Required task:
Locate every line in the records below that holds the word "JSON" and return each one.

Records to use:
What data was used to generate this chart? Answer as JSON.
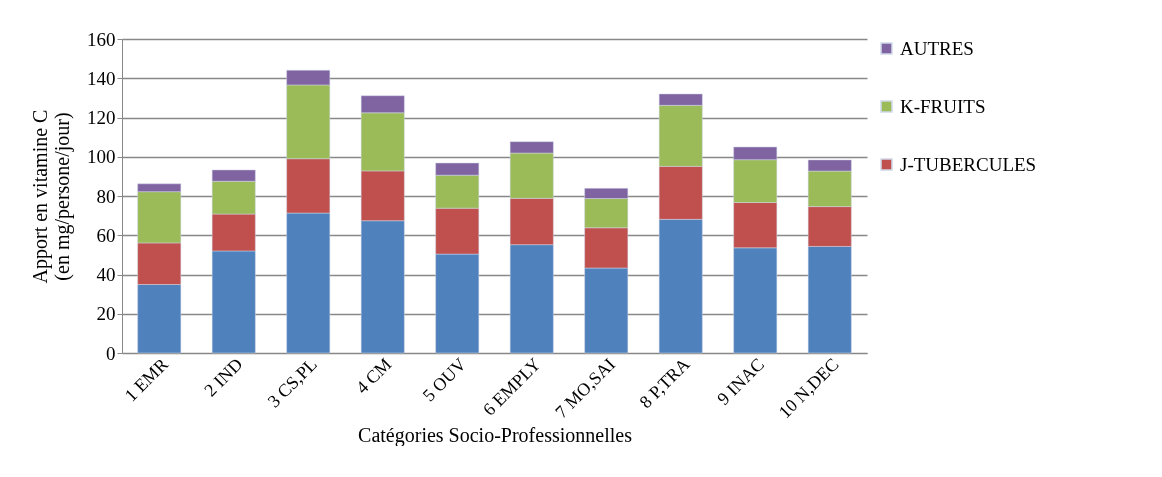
{
  "chart_data": {
    "type": "bar",
    "stacked": true,
    "xlabel": "Catégories Socio-Professionnelles",
    "ylabel": "Apport en vitamine C\n(en mg/persone/jour)",
    "categories": [
      "1 EMR",
      "2 IND",
      "3 CS,PL",
      "4 CM",
      "5 OUV",
      "6 EMPLY",
      "7 MO,SAI",
      "8 P,TRA",
      "9 INAC",
      "10 N,DEC"
    ],
    "series": [
      {
        "color": "#4f81bd",
        "values": [
          34.9,
          52.0,
          71.3,
          67.4,
          50.4,
          55.2,
          43.3,
          68.1,
          53.6,
          54.3
        ]
      },
      {
        "name": "J-TUBERCULES",
        "color": "#c0504d",
        "values": [
          21.2,
          18.8,
          27.7,
          25.4,
          23.4,
          23.6,
          20.5,
          27.0,
          23.1,
          20.3
        ]
      },
      {
        "name": "K-FRUITS",
        "color": "#9bbb59",
        "values": [
          26.1,
          16.7,
          37.6,
          29.6,
          16.8,
          23.1,
          14.9,
          31.1,
          21.8,
          18.1
        ]
      },
      {
        "name": "AUTRES",
        "color": "#8064a2",
        "values": [
          4.0,
          5.8,
          7.5,
          8.7,
          6.2,
          5.8,
          5.2,
          5.8,
          6.5,
          5.7
        ]
      }
    ],
    "ylim": [
      0,
      160
    ],
    "yticks": [
      0,
      20,
      40,
      60,
      80,
      100,
      120,
      140,
      160
    ],
    "grid": "y",
    "legend": "right"
  }
}
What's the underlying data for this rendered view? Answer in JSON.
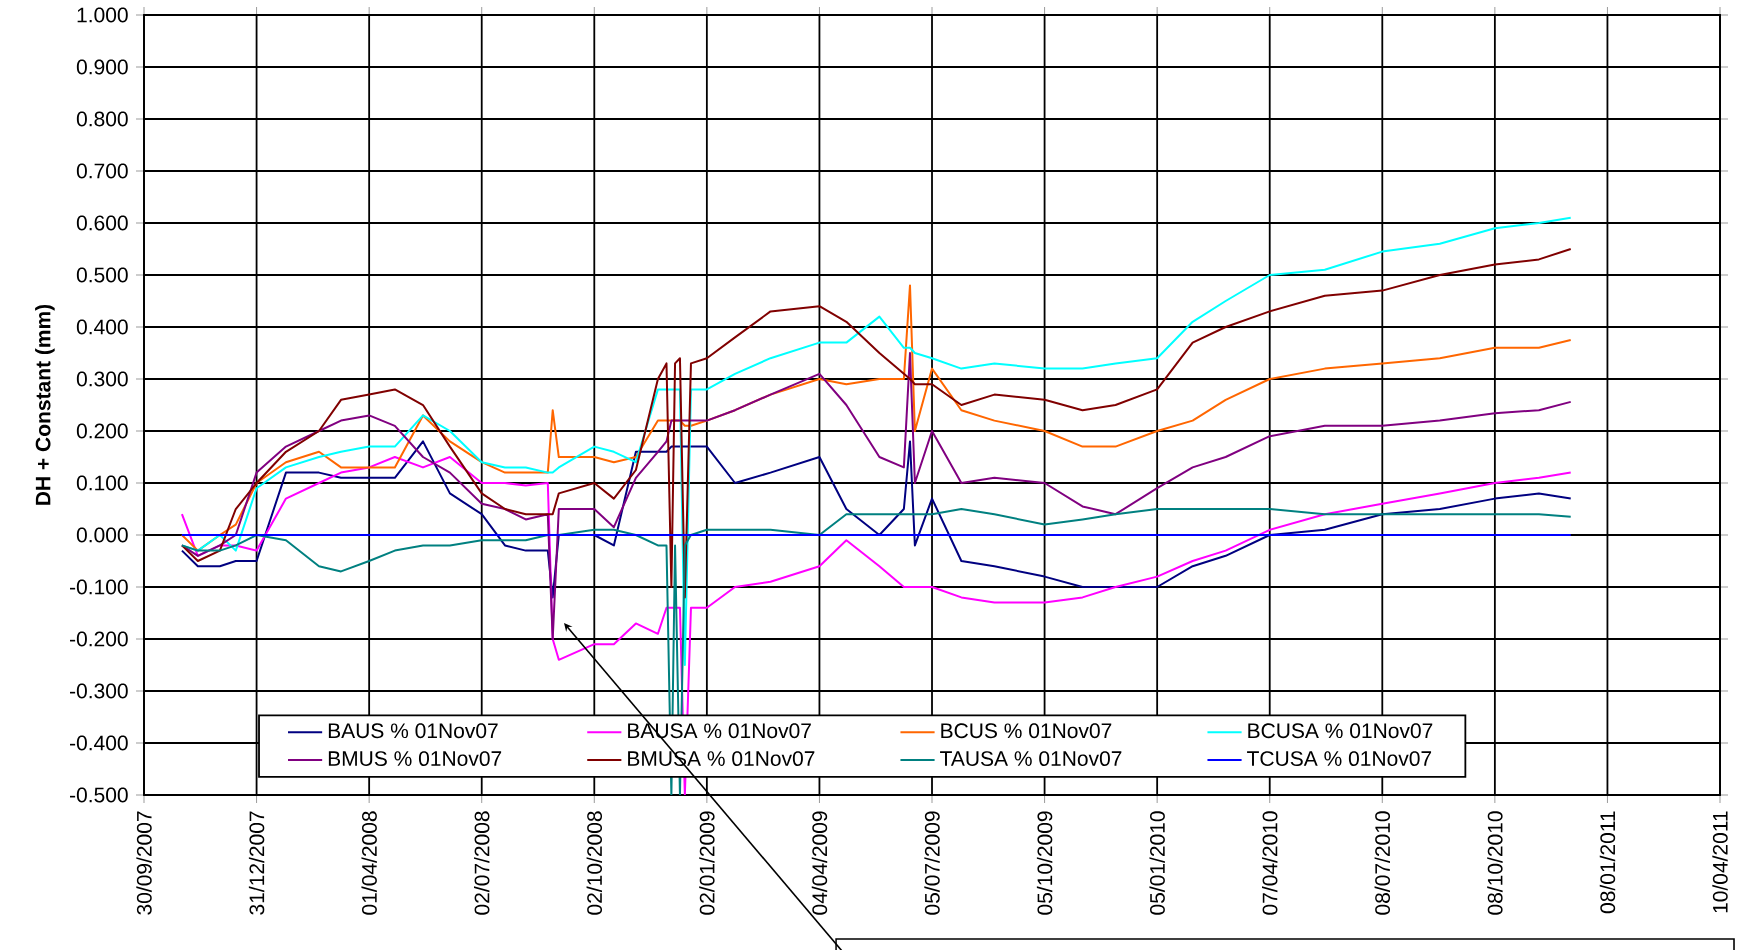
{
  "chart_data": {
    "type": "line",
    "ylabel": "DH + Constant (mm)",
    "x": [
      "2007-10-31",
      "2007-11-13",
      "2007-12-01",
      "2007-12-14",
      "2007-12-31",
      "2008-01-24",
      "2008-02-20",
      "2008-03-09",
      "2008-04-01",
      "2008-04-22",
      "2008-05-15",
      "2008-06-06",
      "2008-07-02",
      "2008-07-21",
      "2008-08-07",
      "2008-08-25",
      "2008-08-29",
      "2008-09-03",
      "2008-10-02",
      "2008-10-18",
      "2008-11-05",
      "2008-11-23",
      "2008-11-30",
      "2008-12-04",
      "2008-12-07",
      "2008-12-11",
      "2008-12-15",
      "2008-12-20",
      "2009-01-02",
      "2009-01-25",
      "2009-02-23",
      "2009-04-04",
      "2009-04-26",
      "2009-05-23",
      "2009-06-12",
      "2009-06-17",
      "2009-06-21",
      "2009-07-05",
      "2009-07-29",
      "2009-08-25",
      "2009-10-05",
      "2009-11-05",
      "2009-12-02",
      "2010-01-05",
      "2010-02-03",
      "2010-03-02",
      "2010-04-07",
      "2010-05-22",
      "2010-07-08",
      "2010-08-24",
      "2010-10-08",
      "2010-11-13",
      "2010-12-09"
    ],
    "series": [
      {
        "name": "BAUS % 01Nov07",
        "color": "#000080",
        "values": [
          -0.03,
          -0.06,
          -0.06,
          -0.05,
          -0.05,
          0.12,
          0.12,
          0.11,
          0.11,
          0.11,
          0.18,
          0.08,
          0.04,
          -0.02,
          -0.03,
          -0.03,
          -0.12,
          0.0,
          0.0,
          -0.02,
          0.16,
          0.16,
          0.16,
          0.17,
          0.17,
          0.17,
          0.17,
          0.17,
          0.17,
          0.1,
          0.12,
          0.15,
          0.05,
          0.0,
          0.05,
          0.18,
          -0.02,
          0.07,
          -0.05,
          -0.06,
          -0.08,
          -0.1,
          -0.1,
          -0.1,
          -0.06,
          -0.04,
          0.0,
          0.01,
          0.04,
          0.05,
          0.07,
          0.08,
          0.07
        ]
      },
      {
        "name": "BAUSA % 01Nov07",
        "color": "#ff00ff",
        "values": [
          0.04,
          -0.04,
          -0.02,
          -0.02,
          -0.03,
          0.07,
          0.1,
          0.12,
          0.13,
          0.15,
          0.13,
          0.15,
          0.1,
          0.1,
          0.095,
          0.1,
          -0.2,
          -0.24,
          -0.21,
          -0.21,
          -0.17,
          -0.19,
          -0.14,
          -0.14,
          -0.14,
          -0.14,
          -0.5,
          -0.14,
          -0.14,
          -0.1,
          -0.09,
          -0.06,
          -0.01,
          -0.06,
          -0.1,
          -0.1,
          -0.1,
          -0.1,
          -0.12,
          -0.13,
          -0.13,
          -0.12,
          -0.1,
          -0.08,
          -0.05,
          -0.03,
          0.01,
          0.04,
          0.06,
          0.08,
          0.1,
          0.11,
          0.12
        ]
      },
      {
        "name": "BCUS % 01Nov07",
        "color": "#ff6600",
        "values": [
          0.0,
          -0.03,
          0.0,
          0.02,
          0.1,
          0.14,
          0.16,
          0.13,
          0.13,
          0.13,
          0.23,
          0.18,
          0.14,
          0.12,
          0.12,
          0.12,
          0.24,
          0.15,
          0.15,
          0.14,
          0.15,
          0.22,
          0.22,
          0.22,
          0.22,
          0.22,
          0.21,
          0.21,
          0.22,
          0.24,
          0.27,
          0.3,
          0.29,
          0.3,
          0.3,
          0.48,
          0.2,
          0.32,
          0.24,
          0.22,
          0.2,
          0.17,
          0.17,
          0.2,
          0.22,
          0.26,
          0.3,
          0.32,
          0.33,
          0.34,
          0.36,
          0.36,
          0.375
        ]
      },
      {
        "name": "BCUSA % 01Nov07",
        "color": "#00ffff",
        "values": [
          -0.02,
          -0.03,
          0.0,
          -0.03,
          0.09,
          0.13,
          0.15,
          0.16,
          0.17,
          0.17,
          0.23,
          0.2,
          0.14,
          0.13,
          0.13,
          0.12,
          0.12,
          0.13,
          0.17,
          0.16,
          0.14,
          0.28,
          0.28,
          0.28,
          0.28,
          0.28,
          -0.25,
          0.28,
          0.28,
          0.31,
          0.34,
          0.37,
          0.37,
          0.42,
          0.36,
          0.36,
          0.35,
          0.34,
          0.32,
          0.33,
          0.32,
          0.32,
          0.33,
          0.34,
          0.41,
          0.45,
          0.5,
          0.51,
          0.545,
          0.56,
          0.59,
          0.6,
          0.61
        ]
      },
      {
        "name": "BMUS % 01Nov07",
        "color": "#800080",
        "values": [
          -0.02,
          -0.04,
          -0.02,
          0.0,
          0.12,
          0.17,
          0.2,
          0.22,
          0.23,
          0.21,
          0.15,
          0.12,
          0.06,
          0.05,
          0.03,
          0.04,
          -0.2,
          0.05,
          0.05,
          0.015,
          0.11,
          0.16,
          0.18,
          0.22,
          0.22,
          0.22,
          0.22,
          0.22,
          0.22,
          0.24,
          0.27,
          0.31,
          0.25,
          0.15,
          0.13,
          0.35,
          0.1,
          0.2,
          0.1,
          0.11,
          0.1,
          0.055,
          0.04,
          0.09,
          0.13,
          0.15,
          0.19,
          0.21,
          0.21,
          0.22,
          0.234,
          0.24,
          0.256
        ]
      },
      {
        "name": "BMUSA % 01Nov07",
        "color": "#800000",
        "values": [
          -0.02,
          -0.05,
          -0.03,
          0.05,
          0.1,
          0.16,
          0.2,
          0.26,
          0.27,
          0.28,
          0.25,
          0.17,
          0.08,
          0.05,
          0.04,
          0.04,
          0.04,
          0.08,
          0.1,
          0.07,
          0.125,
          0.3,
          0.33,
          -0.1,
          0.33,
          0.34,
          -0.12,
          0.33,
          0.34,
          0.38,
          0.43,
          0.44,
          0.41,
          0.35,
          0.31,
          0.3,
          0.29,
          0.29,
          0.25,
          0.27,
          0.26,
          0.24,
          0.25,
          0.28,
          0.37,
          0.4,
          0.43,
          0.46,
          0.47,
          0.5,
          0.52,
          0.53,
          0.55
        ]
      },
      {
        "name": "TAUSA % 01Nov07",
        "color": "#008080",
        "values": [
          -0.02,
          -0.03,
          -0.03,
          -0.02,
          0.0,
          -0.01,
          -0.06,
          -0.07,
          -0.05,
          -0.03,
          -0.02,
          -0.02,
          -0.01,
          -0.01,
          -0.01,
          0.0,
          0.0,
          0.0,
          0.01,
          0.01,
          0.0,
          -0.02,
          -0.02,
          -0.5,
          -0.02,
          -0.5,
          -0.02,
          0.0,
          0.01,
          0.01,
          0.01,
          0.0,
          0.04,
          0.04,
          0.04,
          0.04,
          0.04,
          0.04,
          0.05,
          0.04,
          0.02,
          0.03,
          0.04,
          0.05,
          0.05,
          0.05,
          0.05,
          0.04,
          0.04,
          0.04,
          0.04,
          0.04,
          0.035
        ]
      },
      {
        "name": "TCUSA % 01Nov07",
        "color": "#0000ff",
        "values": [
          0,
          0,
          0,
          0,
          0,
          0,
          0,
          0,
          0,
          0,
          0,
          0,
          0,
          0,
          0,
          0,
          0,
          0,
          0,
          0,
          0,
          0,
          0,
          0,
          0,
          0,
          0,
          0,
          0,
          0,
          0,
          0,
          0,
          0,
          0,
          0,
          0,
          0,
          0,
          0,
          0,
          0,
          0,
          0,
          0,
          0,
          0,
          0,
          0,
          0,
          0,
          0,
          0
        ]
      }
    ],
    "xlim": [
      "2007-09-30",
      "2011-04-10"
    ],
    "xticks": [
      {
        "value": "2007-09-30",
        "label": "30/09/2007"
      },
      {
        "value": "2007-12-31",
        "label": "31/12/2007"
      },
      {
        "value": "2008-04-01",
        "label": "01/04/2008"
      },
      {
        "value": "2008-07-02",
        "label": "02/07/2008"
      },
      {
        "value": "2008-10-02",
        "label": "02/10/2008"
      },
      {
        "value": "2009-01-02",
        "label": "02/01/2009"
      },
      {
        "value": "2009-04-04",
        "label": "04/04/2009"
      },
      {
        "value": "2009-07-05",
        "label": "05/07/2009"
      },
      {
        "value": "2009-10-05",
        "label": "05/10/2009"
      },
      {
        "value": "2010-01-05",
        "label": "05/01/2010"
      },
      {
        "value": "2010-04-07",
        "label": "07/04/2010"
      },
      {
        "value": "2010-07-08",
        "label": "08/07/2010"
      },
      {
        "value": "2010-10-08",
        "label": "08/10/2010"
      },
      {
        "value": "2011-01-08",
        "label": "08/01/2011"
      },
      {
        "value": "2011-04-10",
        "label": "10/04/2011"
      }
    ],
    "ylim": [
      -0.5,
      1.0
    ],
    "yticks": [
      {
        "value": -0.5,
        "label": "-0.500"
      },
      {
        "value": -0.4,
        "label": "-0.400"
      },
      {
        "value": -0.3,
        "label": "-0.300"
      },
      {
        "value": -0.2,
        "label": "-0.200"
      },
      {
        "value": -0.1,
        "label": "-0.100"
      },
      {
        "value": 0,
        "label": "0.000"
      },
      {
        "value": 0.1,
        "label": "0.100"
      },
      {
        "value": 0.2,
        "label": "0.200"
      },
      {
        "value": 0.3,
        "label": "0.300"
      },
      {
        "value": 0.4,
        "label": "0.400"
      },
      {
        "value": 0.5,
        "label": "0.500"
      },
      {
        "value": 0.6,
        "label": "0.600"
      },
      {
        "value": 0.7,
        "label": "0.700"
      },
      {
        "value": 0.8,
        "label": "0.800"
      },
      {
        "value": 0.9,
        "label": "0.900"
      },
      {
        "value": 1.0,
        "label": "1.000"
      }
    ],
    "grid": true,
    "legend": "bottom",
    "marker": "none",
    "line_style": "solid"
  }
}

Output below:
What data was used to generate this chart? Answer as JSON.
What's the underlying data for this rendered view? Answer in JSON.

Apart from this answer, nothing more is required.